## SET TASK:
Copy, from the entries below, each line where the word "Total" can be found.

====

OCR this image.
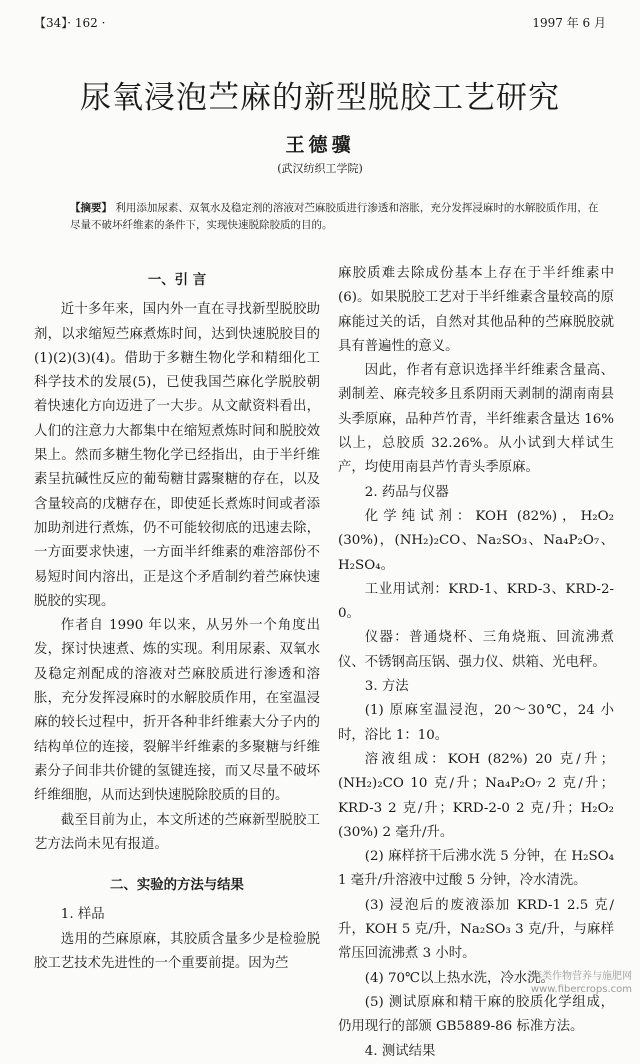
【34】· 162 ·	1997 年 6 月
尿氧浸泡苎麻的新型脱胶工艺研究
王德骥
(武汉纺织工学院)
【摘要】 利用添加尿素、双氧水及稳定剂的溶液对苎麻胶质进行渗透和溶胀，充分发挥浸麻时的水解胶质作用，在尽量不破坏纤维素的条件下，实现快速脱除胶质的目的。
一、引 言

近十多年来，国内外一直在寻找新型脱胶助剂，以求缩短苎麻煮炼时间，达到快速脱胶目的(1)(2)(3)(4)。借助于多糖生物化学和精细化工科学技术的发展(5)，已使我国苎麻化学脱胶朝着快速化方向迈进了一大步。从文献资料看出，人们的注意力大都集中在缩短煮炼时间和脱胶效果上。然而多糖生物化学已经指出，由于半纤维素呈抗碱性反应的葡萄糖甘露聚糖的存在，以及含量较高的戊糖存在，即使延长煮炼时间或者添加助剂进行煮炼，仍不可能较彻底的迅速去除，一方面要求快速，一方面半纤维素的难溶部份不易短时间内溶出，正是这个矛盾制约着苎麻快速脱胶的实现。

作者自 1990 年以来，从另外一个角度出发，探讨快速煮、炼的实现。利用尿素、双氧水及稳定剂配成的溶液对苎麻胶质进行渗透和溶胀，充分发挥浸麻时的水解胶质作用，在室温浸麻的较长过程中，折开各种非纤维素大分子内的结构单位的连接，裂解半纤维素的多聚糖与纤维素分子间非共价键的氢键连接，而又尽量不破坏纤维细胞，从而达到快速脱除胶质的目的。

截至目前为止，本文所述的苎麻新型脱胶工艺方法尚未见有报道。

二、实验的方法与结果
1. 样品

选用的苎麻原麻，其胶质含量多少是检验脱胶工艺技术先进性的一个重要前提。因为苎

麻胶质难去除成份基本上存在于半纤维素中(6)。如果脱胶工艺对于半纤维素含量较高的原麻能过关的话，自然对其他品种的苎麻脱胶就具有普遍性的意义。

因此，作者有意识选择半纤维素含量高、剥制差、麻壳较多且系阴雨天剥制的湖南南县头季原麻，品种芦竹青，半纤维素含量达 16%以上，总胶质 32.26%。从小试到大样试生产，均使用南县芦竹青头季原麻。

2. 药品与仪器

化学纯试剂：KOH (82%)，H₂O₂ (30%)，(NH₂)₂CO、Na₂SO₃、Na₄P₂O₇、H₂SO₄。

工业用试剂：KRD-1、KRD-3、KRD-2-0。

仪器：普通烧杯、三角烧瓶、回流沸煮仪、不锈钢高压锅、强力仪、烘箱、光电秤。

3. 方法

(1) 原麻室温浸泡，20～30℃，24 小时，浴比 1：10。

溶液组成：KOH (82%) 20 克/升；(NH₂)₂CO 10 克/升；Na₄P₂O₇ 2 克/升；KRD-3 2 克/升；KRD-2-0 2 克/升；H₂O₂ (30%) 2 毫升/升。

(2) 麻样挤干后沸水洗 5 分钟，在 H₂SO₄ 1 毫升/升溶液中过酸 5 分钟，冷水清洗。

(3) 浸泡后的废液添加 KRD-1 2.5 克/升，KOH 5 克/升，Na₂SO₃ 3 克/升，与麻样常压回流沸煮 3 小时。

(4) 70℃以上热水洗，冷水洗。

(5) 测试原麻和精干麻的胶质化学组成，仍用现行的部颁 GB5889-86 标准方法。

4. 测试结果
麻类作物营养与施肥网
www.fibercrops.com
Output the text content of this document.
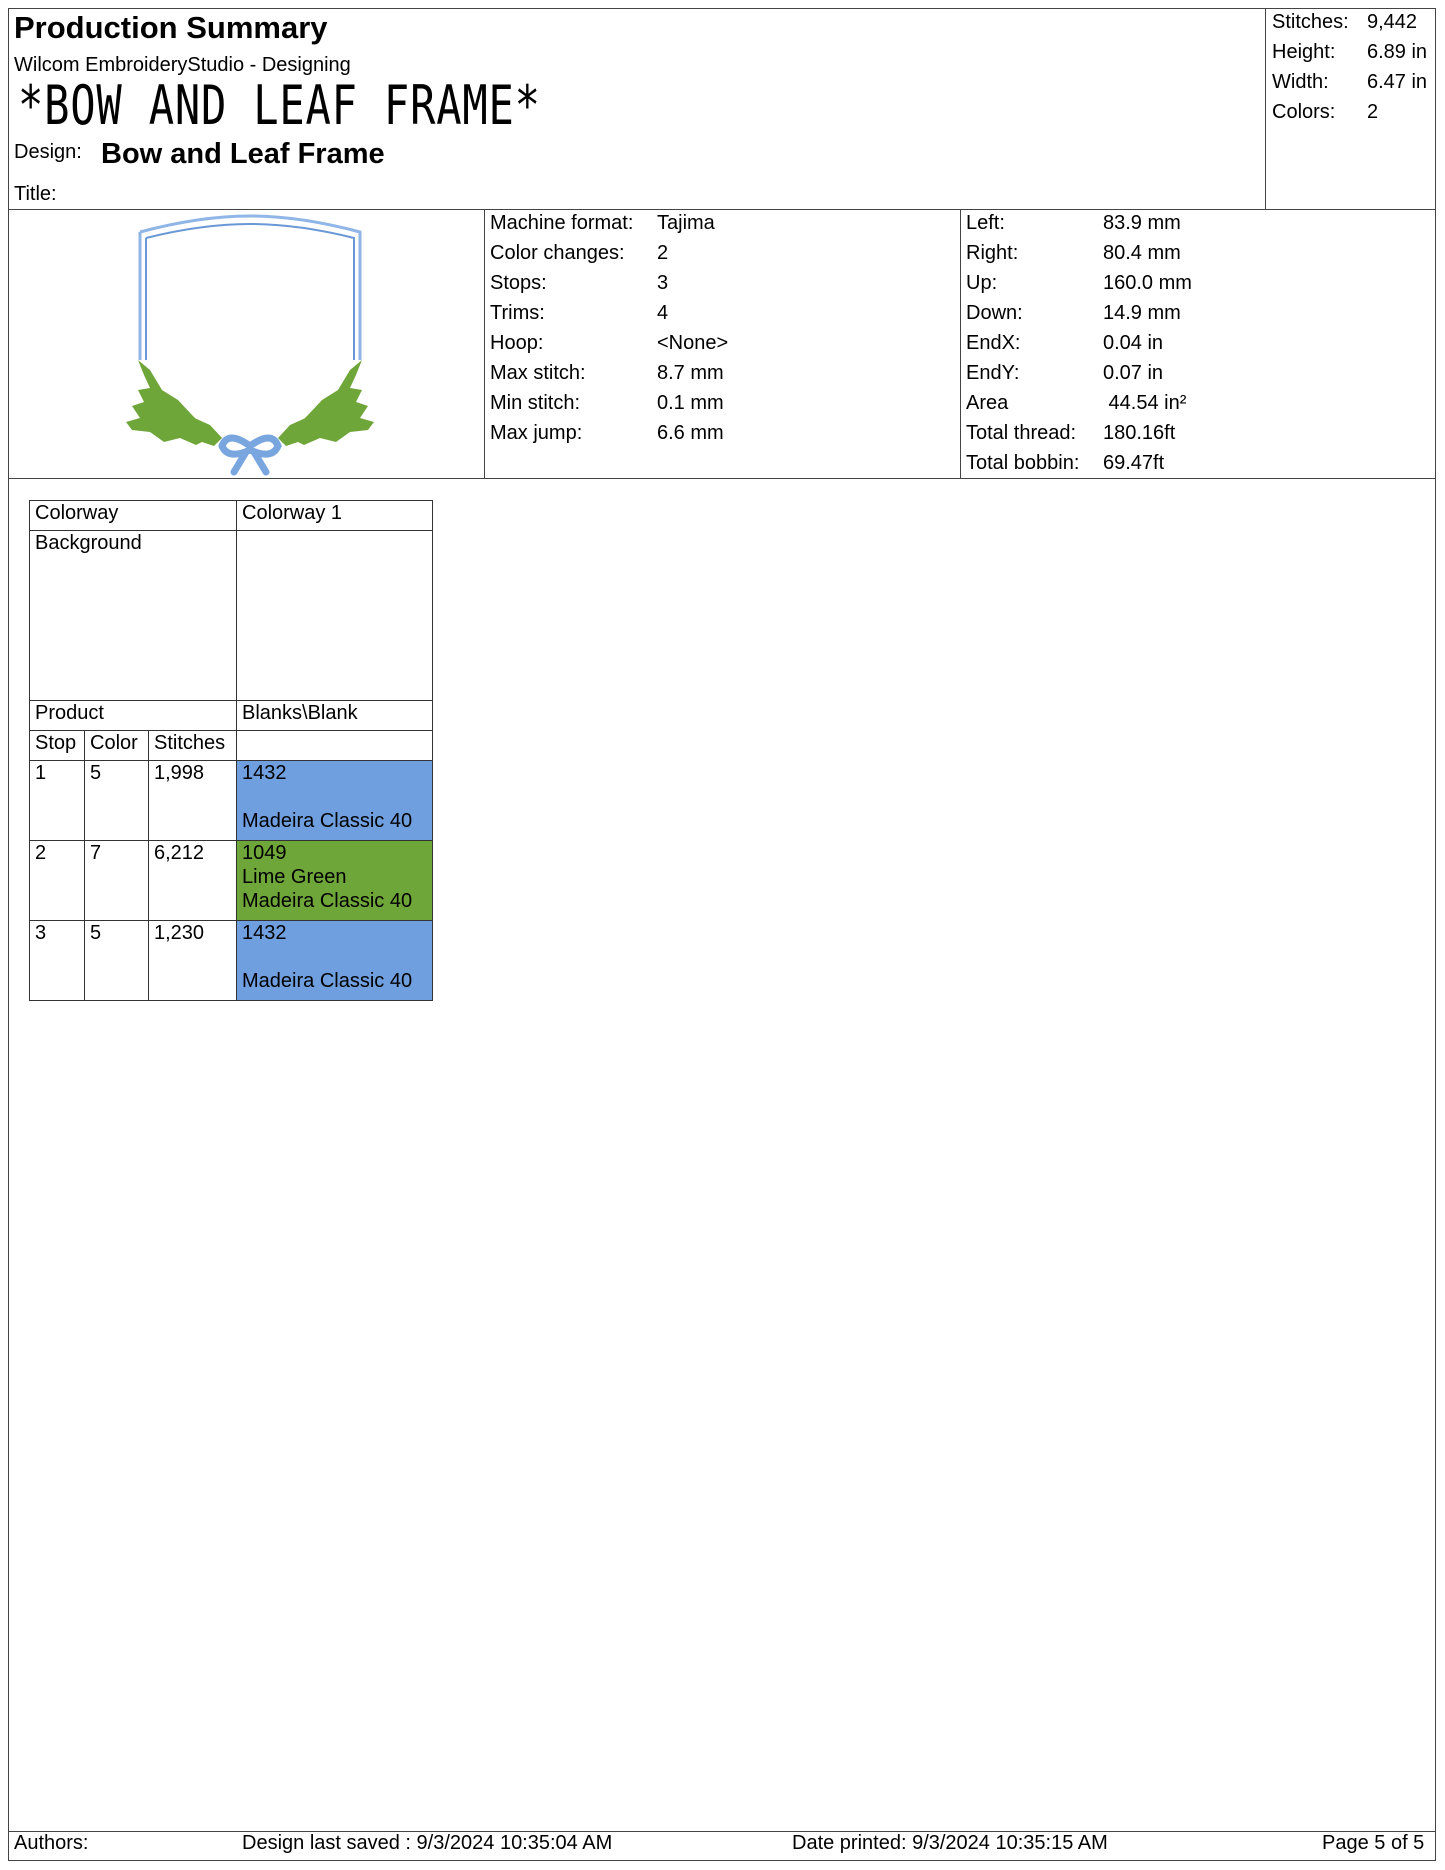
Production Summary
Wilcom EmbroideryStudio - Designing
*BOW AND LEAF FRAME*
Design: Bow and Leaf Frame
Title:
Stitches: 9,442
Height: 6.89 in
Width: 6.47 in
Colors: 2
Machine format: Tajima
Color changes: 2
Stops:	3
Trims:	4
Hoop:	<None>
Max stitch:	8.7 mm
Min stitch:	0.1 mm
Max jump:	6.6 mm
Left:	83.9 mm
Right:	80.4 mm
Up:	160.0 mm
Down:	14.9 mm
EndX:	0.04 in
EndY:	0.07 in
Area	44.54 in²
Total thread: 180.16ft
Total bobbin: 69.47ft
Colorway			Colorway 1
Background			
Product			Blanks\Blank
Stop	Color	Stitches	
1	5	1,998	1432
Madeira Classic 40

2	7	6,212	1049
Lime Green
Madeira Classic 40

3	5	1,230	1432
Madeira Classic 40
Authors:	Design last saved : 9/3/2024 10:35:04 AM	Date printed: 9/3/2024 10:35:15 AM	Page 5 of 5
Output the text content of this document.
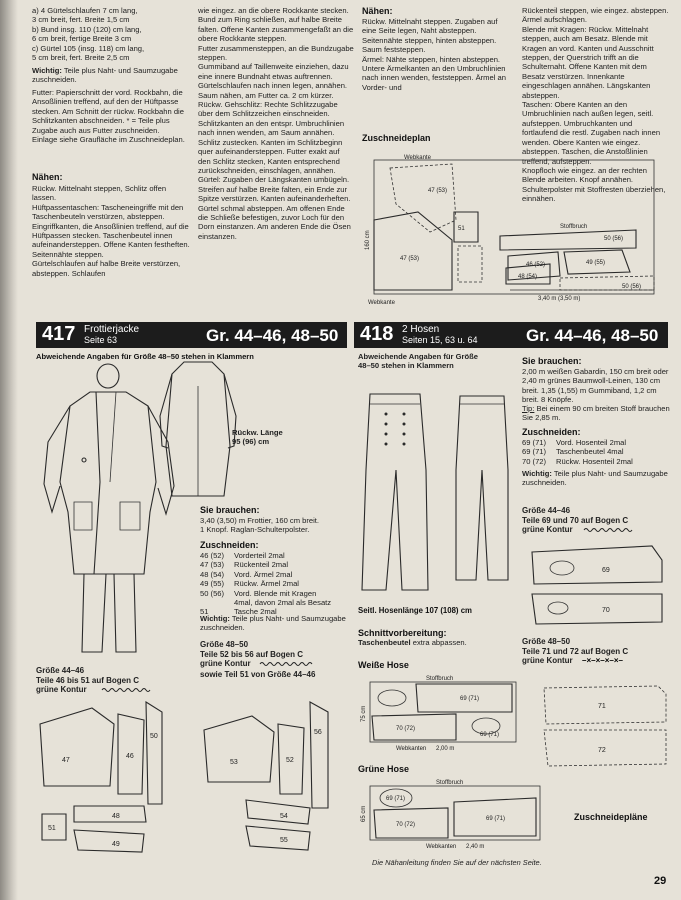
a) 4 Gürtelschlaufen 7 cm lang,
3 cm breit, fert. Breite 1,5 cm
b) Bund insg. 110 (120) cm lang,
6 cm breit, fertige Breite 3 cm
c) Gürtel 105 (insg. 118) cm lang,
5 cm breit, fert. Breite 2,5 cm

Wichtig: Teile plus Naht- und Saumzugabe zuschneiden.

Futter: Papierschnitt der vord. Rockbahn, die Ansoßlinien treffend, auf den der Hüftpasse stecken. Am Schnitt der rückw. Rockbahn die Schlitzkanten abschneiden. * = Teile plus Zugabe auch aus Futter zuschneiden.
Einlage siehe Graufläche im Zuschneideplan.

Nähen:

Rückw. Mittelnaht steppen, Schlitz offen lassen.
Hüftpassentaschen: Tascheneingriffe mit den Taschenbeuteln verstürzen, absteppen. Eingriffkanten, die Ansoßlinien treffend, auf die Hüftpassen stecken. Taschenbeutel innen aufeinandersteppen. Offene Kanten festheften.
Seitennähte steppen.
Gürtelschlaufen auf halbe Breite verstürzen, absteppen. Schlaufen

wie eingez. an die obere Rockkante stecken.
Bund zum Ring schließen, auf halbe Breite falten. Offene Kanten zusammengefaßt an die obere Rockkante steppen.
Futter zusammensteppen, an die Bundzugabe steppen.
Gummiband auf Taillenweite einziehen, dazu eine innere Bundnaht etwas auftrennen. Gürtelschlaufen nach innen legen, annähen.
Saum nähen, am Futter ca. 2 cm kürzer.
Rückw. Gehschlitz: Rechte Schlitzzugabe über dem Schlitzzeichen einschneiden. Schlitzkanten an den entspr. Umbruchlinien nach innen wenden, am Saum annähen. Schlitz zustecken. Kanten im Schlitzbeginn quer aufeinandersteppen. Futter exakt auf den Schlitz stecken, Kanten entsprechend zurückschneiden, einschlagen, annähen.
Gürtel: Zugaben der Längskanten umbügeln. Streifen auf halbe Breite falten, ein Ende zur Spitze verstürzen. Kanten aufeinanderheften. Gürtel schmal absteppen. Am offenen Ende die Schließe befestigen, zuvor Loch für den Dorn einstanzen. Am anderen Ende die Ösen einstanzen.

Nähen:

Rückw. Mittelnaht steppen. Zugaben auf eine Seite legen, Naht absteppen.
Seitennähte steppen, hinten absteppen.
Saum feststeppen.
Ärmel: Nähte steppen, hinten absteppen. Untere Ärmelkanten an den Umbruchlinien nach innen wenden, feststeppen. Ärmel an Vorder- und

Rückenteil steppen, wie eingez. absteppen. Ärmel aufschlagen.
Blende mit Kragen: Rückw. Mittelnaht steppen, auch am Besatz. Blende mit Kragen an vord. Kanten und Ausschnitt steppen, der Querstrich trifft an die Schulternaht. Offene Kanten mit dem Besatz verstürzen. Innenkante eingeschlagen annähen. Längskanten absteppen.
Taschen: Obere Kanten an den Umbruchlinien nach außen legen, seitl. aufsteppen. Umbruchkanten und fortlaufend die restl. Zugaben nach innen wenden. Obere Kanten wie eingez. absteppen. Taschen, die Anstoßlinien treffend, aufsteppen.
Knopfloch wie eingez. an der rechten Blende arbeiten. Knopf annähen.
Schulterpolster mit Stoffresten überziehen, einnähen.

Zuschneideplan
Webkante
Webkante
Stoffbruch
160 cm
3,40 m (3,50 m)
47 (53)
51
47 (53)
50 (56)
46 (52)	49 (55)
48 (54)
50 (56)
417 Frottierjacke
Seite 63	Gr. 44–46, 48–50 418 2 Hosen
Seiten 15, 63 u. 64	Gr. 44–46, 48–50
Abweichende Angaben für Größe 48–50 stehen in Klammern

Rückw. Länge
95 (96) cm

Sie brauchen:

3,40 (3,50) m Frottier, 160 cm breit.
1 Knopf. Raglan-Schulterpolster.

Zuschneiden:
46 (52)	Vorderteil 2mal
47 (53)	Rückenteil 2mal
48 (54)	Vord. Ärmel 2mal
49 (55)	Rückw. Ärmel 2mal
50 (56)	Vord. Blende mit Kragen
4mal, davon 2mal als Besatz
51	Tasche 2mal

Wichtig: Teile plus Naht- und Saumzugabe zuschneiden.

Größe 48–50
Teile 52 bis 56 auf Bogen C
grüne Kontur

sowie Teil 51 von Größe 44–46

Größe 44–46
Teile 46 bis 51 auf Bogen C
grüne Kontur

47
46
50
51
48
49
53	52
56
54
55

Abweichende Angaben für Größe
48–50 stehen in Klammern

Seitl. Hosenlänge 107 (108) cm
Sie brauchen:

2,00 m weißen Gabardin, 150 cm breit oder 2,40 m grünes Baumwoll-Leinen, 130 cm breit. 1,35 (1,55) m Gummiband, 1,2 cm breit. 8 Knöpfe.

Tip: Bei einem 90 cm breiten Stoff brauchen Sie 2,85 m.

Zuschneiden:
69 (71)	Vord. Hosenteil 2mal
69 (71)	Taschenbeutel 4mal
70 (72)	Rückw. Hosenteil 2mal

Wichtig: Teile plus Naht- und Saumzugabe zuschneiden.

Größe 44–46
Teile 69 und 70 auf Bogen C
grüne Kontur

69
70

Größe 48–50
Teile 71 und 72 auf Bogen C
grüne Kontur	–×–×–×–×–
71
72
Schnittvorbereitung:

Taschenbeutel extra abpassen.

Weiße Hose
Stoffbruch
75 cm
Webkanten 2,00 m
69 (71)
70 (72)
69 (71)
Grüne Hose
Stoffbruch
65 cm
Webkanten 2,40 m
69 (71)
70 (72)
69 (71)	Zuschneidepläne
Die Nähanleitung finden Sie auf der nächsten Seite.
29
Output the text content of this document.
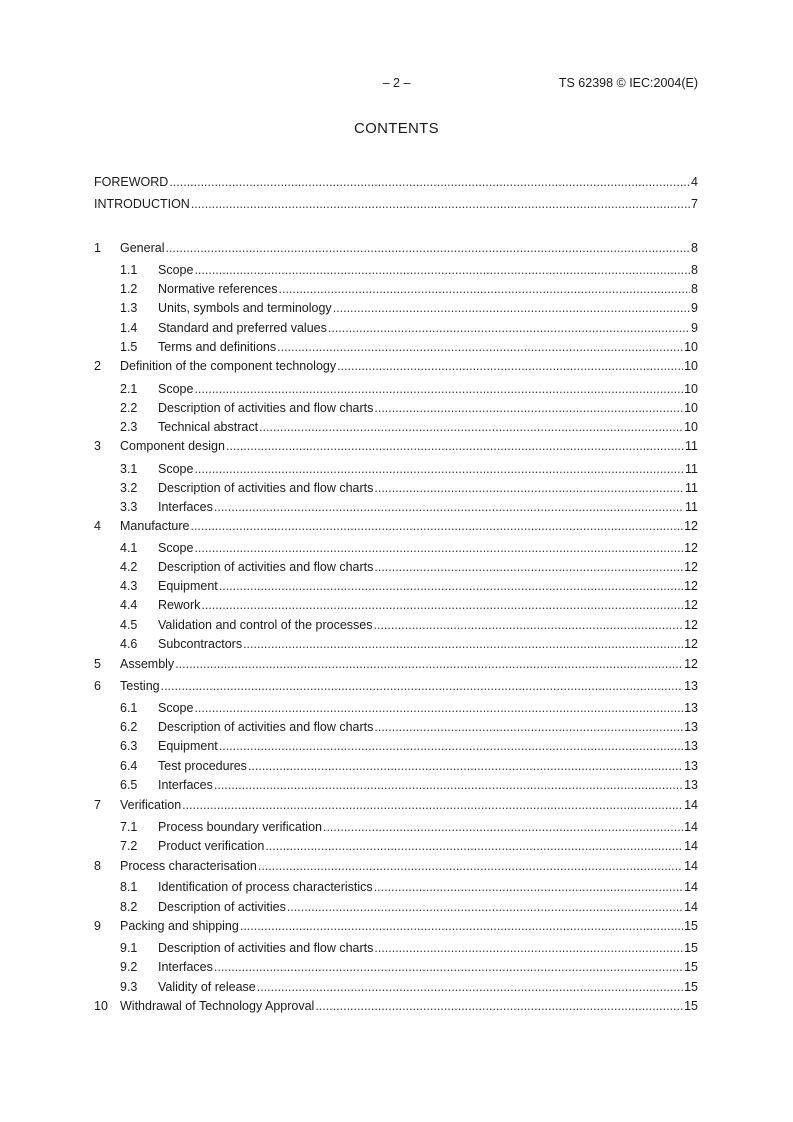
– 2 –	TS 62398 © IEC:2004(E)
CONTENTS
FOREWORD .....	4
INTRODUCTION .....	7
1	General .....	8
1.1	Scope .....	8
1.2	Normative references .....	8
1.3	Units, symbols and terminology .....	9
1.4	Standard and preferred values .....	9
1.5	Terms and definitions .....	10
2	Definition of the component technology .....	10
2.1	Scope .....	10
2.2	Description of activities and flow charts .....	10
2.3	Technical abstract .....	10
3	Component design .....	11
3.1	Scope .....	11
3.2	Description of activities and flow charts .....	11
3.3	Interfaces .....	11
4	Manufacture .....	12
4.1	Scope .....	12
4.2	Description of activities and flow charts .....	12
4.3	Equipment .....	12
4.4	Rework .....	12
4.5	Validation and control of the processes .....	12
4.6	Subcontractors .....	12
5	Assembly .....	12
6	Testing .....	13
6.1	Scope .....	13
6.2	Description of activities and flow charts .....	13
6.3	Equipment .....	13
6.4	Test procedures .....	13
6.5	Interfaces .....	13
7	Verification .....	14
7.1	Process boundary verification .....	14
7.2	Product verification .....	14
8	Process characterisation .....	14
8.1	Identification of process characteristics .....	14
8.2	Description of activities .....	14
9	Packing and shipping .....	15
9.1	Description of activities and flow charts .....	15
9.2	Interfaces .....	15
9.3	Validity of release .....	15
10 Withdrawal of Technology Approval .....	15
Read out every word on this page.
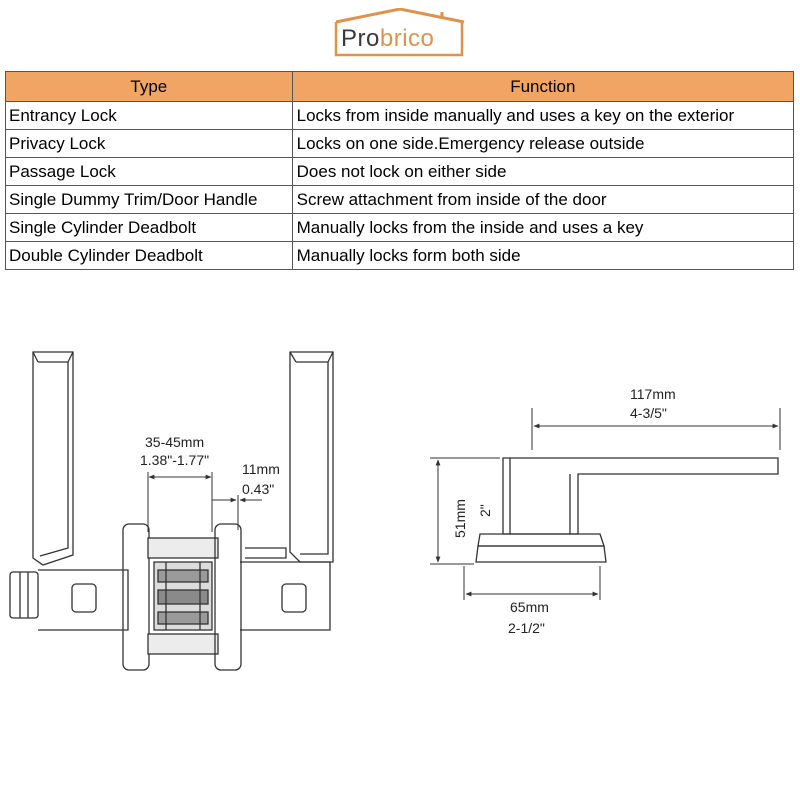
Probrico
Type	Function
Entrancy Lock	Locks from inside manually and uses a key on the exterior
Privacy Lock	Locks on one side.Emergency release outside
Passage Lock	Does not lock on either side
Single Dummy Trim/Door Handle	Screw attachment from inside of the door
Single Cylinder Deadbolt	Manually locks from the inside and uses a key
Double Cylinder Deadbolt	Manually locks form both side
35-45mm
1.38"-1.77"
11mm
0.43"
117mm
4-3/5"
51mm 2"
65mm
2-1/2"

====

## ANSWER TO THIS PROBLEM:
Total thread: 180.16ft
Total bobbin: 69.47ft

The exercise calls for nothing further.